**Exercise task**: Reproduce the full listing below unchanged, apart from the pictures.

**Supplied information**:

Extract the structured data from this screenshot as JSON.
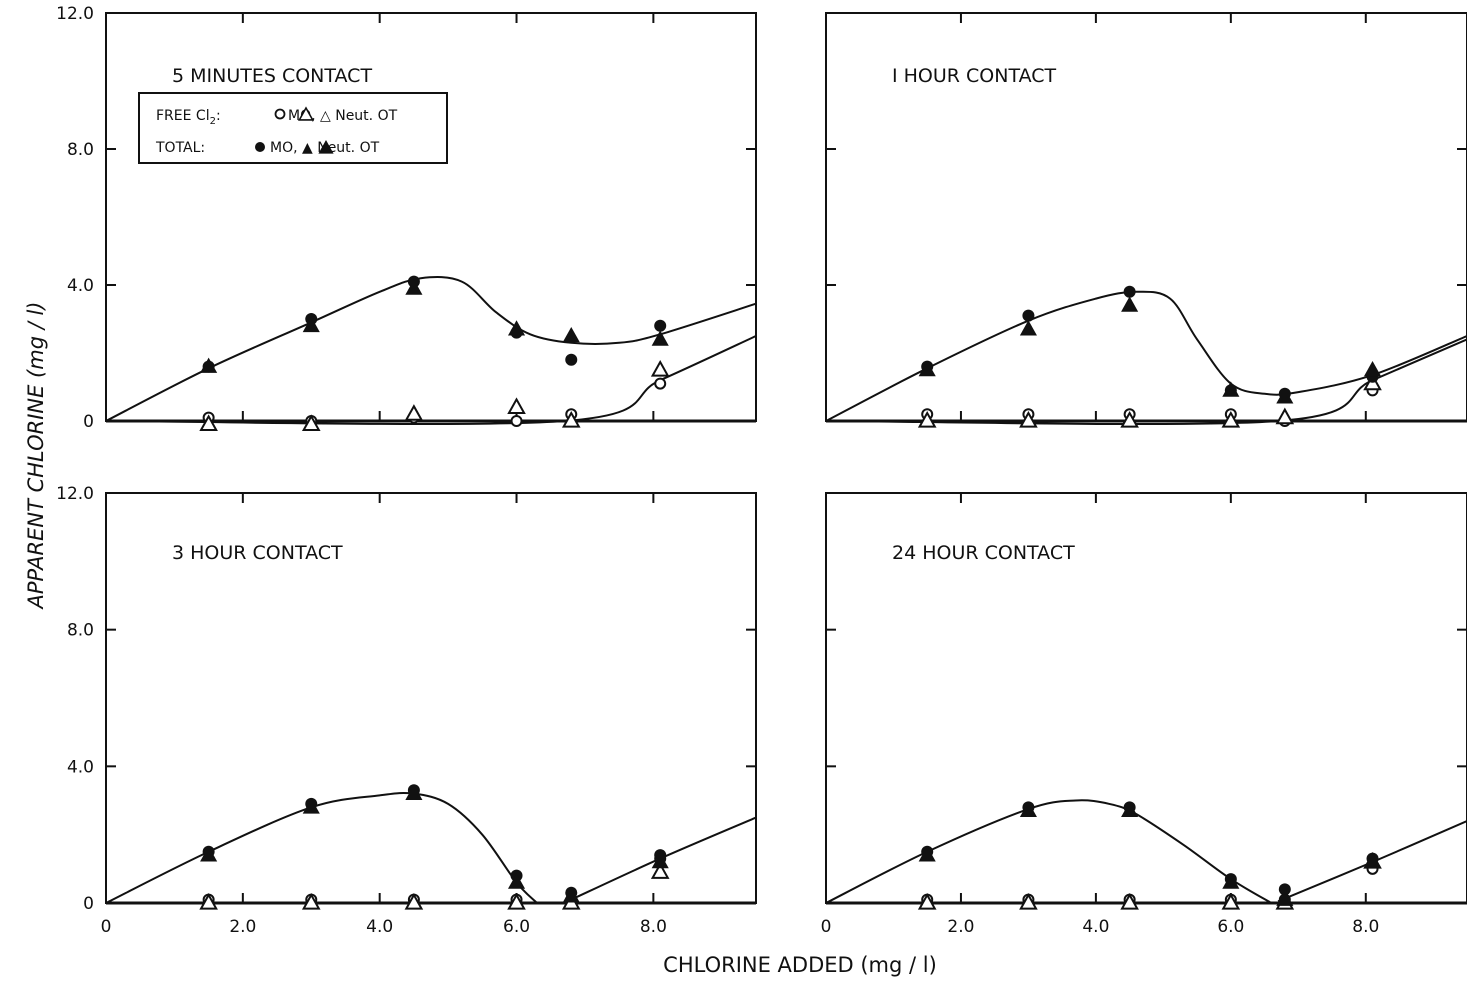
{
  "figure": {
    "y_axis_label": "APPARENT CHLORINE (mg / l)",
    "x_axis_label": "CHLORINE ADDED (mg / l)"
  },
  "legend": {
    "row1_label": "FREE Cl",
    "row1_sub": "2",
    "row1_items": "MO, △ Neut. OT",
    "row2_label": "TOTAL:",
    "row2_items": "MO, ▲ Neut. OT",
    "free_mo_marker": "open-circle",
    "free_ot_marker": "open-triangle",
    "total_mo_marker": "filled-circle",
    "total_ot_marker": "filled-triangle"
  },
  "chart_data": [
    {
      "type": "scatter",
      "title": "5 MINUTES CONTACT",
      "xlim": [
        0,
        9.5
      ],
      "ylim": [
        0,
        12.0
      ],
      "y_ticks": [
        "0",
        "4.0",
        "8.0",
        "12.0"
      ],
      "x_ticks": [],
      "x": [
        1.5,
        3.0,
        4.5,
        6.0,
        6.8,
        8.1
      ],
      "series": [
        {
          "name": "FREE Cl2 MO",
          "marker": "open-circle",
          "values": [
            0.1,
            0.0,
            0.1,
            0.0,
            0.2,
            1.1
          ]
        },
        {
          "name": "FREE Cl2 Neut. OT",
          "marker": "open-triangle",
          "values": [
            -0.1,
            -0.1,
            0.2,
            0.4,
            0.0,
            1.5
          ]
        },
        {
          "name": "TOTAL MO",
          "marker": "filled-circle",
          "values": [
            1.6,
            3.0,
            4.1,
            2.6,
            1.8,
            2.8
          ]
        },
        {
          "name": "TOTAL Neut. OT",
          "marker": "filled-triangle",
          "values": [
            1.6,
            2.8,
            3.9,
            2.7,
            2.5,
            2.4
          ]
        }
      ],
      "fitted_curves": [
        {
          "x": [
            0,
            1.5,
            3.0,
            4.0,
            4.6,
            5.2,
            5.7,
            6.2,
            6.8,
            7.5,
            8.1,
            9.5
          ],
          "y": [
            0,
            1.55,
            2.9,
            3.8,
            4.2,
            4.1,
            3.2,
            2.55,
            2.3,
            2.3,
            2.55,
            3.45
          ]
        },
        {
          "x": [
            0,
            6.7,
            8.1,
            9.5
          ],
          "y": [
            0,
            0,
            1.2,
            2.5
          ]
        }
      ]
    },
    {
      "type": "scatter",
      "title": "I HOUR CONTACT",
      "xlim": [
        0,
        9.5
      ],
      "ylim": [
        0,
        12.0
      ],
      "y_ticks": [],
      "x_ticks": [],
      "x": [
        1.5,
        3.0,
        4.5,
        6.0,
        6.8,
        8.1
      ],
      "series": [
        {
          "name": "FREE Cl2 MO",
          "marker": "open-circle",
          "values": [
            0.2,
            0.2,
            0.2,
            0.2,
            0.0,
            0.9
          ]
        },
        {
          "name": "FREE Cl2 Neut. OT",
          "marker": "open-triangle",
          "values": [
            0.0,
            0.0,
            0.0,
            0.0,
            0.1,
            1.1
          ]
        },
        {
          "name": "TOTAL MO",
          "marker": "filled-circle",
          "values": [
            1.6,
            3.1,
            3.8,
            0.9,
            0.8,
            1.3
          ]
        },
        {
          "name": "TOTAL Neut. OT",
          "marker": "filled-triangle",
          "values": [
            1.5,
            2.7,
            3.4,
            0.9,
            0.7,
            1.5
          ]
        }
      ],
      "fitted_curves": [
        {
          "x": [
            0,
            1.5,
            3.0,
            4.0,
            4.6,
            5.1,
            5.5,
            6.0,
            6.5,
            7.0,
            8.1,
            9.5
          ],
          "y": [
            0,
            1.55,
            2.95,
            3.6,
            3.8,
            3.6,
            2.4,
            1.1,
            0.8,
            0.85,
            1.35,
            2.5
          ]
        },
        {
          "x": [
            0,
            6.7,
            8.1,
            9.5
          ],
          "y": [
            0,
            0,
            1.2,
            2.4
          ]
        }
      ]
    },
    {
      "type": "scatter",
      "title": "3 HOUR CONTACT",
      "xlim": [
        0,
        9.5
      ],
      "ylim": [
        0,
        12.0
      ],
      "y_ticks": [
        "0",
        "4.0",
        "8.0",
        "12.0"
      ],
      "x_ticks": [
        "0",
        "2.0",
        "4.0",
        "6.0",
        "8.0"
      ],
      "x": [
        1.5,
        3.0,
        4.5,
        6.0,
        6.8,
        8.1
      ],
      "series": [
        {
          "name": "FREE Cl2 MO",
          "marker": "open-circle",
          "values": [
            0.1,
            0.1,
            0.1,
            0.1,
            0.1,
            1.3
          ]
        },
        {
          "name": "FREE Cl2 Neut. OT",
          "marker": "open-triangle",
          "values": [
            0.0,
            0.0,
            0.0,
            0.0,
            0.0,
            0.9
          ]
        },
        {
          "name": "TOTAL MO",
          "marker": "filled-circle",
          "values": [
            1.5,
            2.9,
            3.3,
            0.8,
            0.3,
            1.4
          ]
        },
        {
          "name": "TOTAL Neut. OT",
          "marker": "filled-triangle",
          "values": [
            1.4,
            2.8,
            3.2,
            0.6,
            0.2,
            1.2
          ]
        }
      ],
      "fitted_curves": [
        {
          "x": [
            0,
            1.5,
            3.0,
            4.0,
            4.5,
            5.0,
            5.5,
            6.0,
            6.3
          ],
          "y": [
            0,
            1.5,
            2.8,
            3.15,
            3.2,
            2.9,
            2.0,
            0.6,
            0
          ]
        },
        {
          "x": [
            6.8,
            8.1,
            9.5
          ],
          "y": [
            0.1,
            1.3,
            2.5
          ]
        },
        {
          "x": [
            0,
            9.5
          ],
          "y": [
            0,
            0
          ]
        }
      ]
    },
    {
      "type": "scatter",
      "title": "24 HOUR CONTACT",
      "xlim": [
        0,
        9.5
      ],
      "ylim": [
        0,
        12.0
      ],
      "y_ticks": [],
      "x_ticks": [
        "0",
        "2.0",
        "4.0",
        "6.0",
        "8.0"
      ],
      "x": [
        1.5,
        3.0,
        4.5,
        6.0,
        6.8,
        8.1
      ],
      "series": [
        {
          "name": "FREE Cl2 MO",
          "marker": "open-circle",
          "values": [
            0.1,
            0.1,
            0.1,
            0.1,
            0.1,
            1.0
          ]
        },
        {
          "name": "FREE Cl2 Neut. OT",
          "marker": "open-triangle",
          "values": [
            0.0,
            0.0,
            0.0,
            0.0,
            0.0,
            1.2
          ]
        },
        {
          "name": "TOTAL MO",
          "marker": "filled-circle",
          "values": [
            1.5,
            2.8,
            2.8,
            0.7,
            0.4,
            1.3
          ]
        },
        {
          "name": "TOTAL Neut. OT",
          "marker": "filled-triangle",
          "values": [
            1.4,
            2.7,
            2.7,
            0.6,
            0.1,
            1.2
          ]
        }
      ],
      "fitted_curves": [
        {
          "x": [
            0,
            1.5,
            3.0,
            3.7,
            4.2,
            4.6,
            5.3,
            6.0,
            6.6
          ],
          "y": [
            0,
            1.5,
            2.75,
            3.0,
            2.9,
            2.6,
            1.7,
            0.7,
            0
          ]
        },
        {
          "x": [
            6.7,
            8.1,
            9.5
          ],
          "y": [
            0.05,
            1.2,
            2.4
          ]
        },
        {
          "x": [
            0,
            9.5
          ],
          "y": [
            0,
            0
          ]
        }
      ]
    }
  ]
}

**The result**:
Extract the structured data from this screenshot as JSON.
{
  "figure": {
    "y_axis_label": "APPARENT CHLORINE (mg / l)",
    "x_axis_label": "CHLORINE ADDED (mg / l)"
  },
  "legend": {
    "row1_label": "FREE Cl",
    "row1_sub": "2",
    "row1_items": "MO, △ Neut. OT",
    "row2_label": "TOTAL:",
    "row2_items": "MO, ▲ Neut. OT",
    "free_mo_marker": "open-circle",
    "free_ot_marker": "open-triangle",
    "total_mo_marker": "filled-circle",
    "total_ot_marker": "filled-triangle"
  },
  "chart_data": [
    {
      "type": "scatter",
      "title": "5 MINUTES CONTACT",
      "xlim": [
        0,
        9.5
      ],
      "ylim": [
        0,
        12.0
      ],
      "y_ticks": [
        "0",
        "4.0",
        "8.0",
        "12.0"
      ],
      "x_ticks": [],
      "x": [
        1.5,
        3.0,
        4.5,
        6.0,
        6.8,
        8.1
      ],
      "series": [
        {
          "name": "FREE Cl2 MO",
          "marker": "open-circle",
          "values": [
            0.1,
            0.0,
            0.1,
            0.0,
            0.2,
            1.1
          ]
        },
        {
          "name": "FREE Cl2 Neut. OT",
          "marker": "open-triangle",
          "values": [
            -0.1,
            -0.1,
            0.2,
            0.4,
            0.0,
            1.5
          ]
        },
        {
          "name": "TOTAL MO",
          "marker": "filled-circle",
          "values": [
            1.6,
            3.0,
            4.1,
            2.6,
            1.8,
            2.8
          ]
        },
        {
          "name": "TOTAL Neut. OT",
          "marker": "filled-triangle",
          "values": [
            1.6,
            2.8,
            3.9,
            2.7,
            2.5,
            2.4
          ]
        }
      ],
      "fitted_curves": [
        {
          "x": [
            0,
            1.5,
            3.0,
            4.0,
            4.6,
            5.2,
            5.7,
            6.2,
            6.8,
            7.5,
            8.1,
            9.5
          ],
          "y": [
            0,
            1.55,
            2.9,
            3.8,
            4.2,
            4.1,
            3.2,
            2.55,
            2.3,
            2.3,
            2.55,
            3.45
          ]
        },
        {
          "x": [
            0,
            6.7,
            8.1,
            9.5
          ],
          "y": [
            0,
            0,
            1.2,
            2.5
          ]
        }
      ]
    },
    {
      "type": "scatter",
      "title": "I HOUR CONTACT",
      "xlim": [
        0,
        9.5
      ],
      "ylim": [
        0,
        12.0
      ],
      "y_ticks": [],
      "x_ticks": [],
      "x": [
        1.5,
        3.0,
        4.5,
        6.0,
        6.8,
        8.1
      ],
      "series": [
        {
          "name": "FREE Cl2 MO",
          "marker": "open-circle",
          "values": [
            0.2,
            0.2,
            0.2,
            0.2,
            0.0,
            0.9
          ]
        },
        {
          "name": "FREE Cl2 Neut. OT",
          "marker": "open-triangle",
          "values": [
            0.0,
            0.0,
            0.0,
            0.0,
            0.1,
            1.1
          ]
        },
        {
          "name": "TOTAL MO",
          "marker": "filled-circle",
          "values": [
            1.6,
            3.1,
            3.8,
            0.9,
            0.8,
            1.3
          ]
        },
        {
          "name": "TOTAL Neut. OT",
          "marker": "filled-triangle",
          "values": [
            1.5,
            2.7,
            3.4,
            0.9,
            0.7,
            1.5
          ]
        }
      ],
      "fitted_curves": [
        {
          "x": [
            0,
            1.5,
            3.0,
            4.0,
            4.6,
            5.1,
            5.5,
            6.0,
            6.5,
            7.0,
            8.1,
            9.5
          ],
          "y": [
            0,
            1.55,
            2.95,
            3.6,
            3.8,
            3.6,
            2.4,
            1.1,
            0.8,
            0.85,
            1.35,
            2.5
          ]
        },
        {
          "x": [
            0,
            6.7,
            8.1,
            9.5
          ],
          "y": [
            0,
            0,
            1.2,
            2.4
          ]
        }
      ]
    },
    {
      "type": "scatter",
      "title": "3 HOUR CONTACT",
      "xlim": [
        0,
        9.5
      ],
      "ylim": [
        0,
        12.0
      ],
      "y_ticks": [
        "0",
        "4.0",
        "8.0",
        "12.0"
      ],
      "x_ticks": [
        "0",
        "2.0",
        "4.0",
        "6.0",
        "8.0"
      ],
      "x": [
        1.5,
        3.0,
        4.5,
        6.0,
        6.8,
        8.1
      ],
      "series": [
        {
          "name": "FREE Cl2 MO",
          "marker": "open-circle",
          "values": [
            0.1,
            0.1,
            0.1,
            0.1,
            0.1,
            1.3
          ]
        },
        {
          "name": "FREE Cl2 Neut. OT",
          "marker": "open-triangle",
          "values": [
            0.0,
            0.0,
            0.0,
            0.0,
            0.0,
            0.9
          ]
        },
        {
          "name": "TOTAL MO",
          "marker": "filled-circle",
          "values": [
            1.5,
            2.9,
            3.3,
            0.8,
            0.3,
            1.4
          ]
        },
        {
          "name": "TOTAL Neut. OT",
          "marker": "filled-triangle",
          "values": [
            1.4,
            2.8,
            3.2,
            0.6,
            0.2,
            1.2
          ]
        }
      ],
      "fitted_curves": [
        {
          "x": [
            0,
            1.5,
            3.0,
            4.0,
            4.5,
            5.0,
            5.5,
            6.0,
            6.3
          ],
          "y": [
            0,
            1.5,
            2.8,
            3.15,
            3.2,
            2.9,
            2.0,
            0.6,
            0
          ]
        },
        {
          "x": [
            6.8,
            8.1,
            9.5
          ],
          "y": [
            0.1,
            1.3,
            2.5
          ]
        },
        {
          "x": [
            0,
            9.5
          ],
          "y": [
            0,
            0
          ]
        }
      ]
    },
    {
      "type": "scatter",
      "title": "24 HOUR CONTACT",
      "xlim": [
        0,
        9.5
      ],
      "ylim": [
        0,
        12.0
      ],
      "y_ticks": [],
      "x_ticks": [
        "0",
        "2.0",
        "4.0",
        "6.0",
        "8.0"
      ],
      "x": [
        1.5,
        3.0,
        4.5,
        6.0,
        6.8,
        8.1
      ],
      "series": [
        {
          "name": "FREE Cl2 MO",
          "marker": "open-circle",
          "values": [
            0.1,
            0.1,
            0.1,
            0.1,
            0.1,
            1.0
          ]
        },
        {
          "name": "FREE Cl2 Neut. OT",
          "marker": "open-triangle",
          "values": [
            0.0,
            0.0,
            0.0,
            0.0,
            0.0,
            1.2
          ]
        },
        {
          "name": "TOTAL MO",
          "marker": "filled-circle",
          "values": [
            1.5,
            2.8,
            2.8,
            0.7,
            0.4,
            1.3
          ]
        },
        {
          "name": "TOTAL Neut. OT",
          "marker": "filled-triangle",
          "values": [
            1.4,
            2.7,
            2.7,
            0.6,
            0.1,
            1.2
          ]
        }
      ],
      "fitted_curves": [
        {
          "x": [
            0,
            1.5,
            3.0,
            3.7,
            4.2,
            4.6,
            5.3,
            6.0,
            6.6
          ],
          "y": [
            0,
            1.5,
            2.75,
            3.0,
            2.9,
            2.6,
            1.7,
            0.7,
            0
          ]
        },
        {
          "x": [
            6.7,
            8.1,
            9.5
          ],
          "y": [
            0.05,
            1.2,
            2.4
          ]
        },
        {
          "x": [
            0,
            9.5
          ],
          "y": [
            0,
            0
          ]
        }
      ]
    }
  ]
}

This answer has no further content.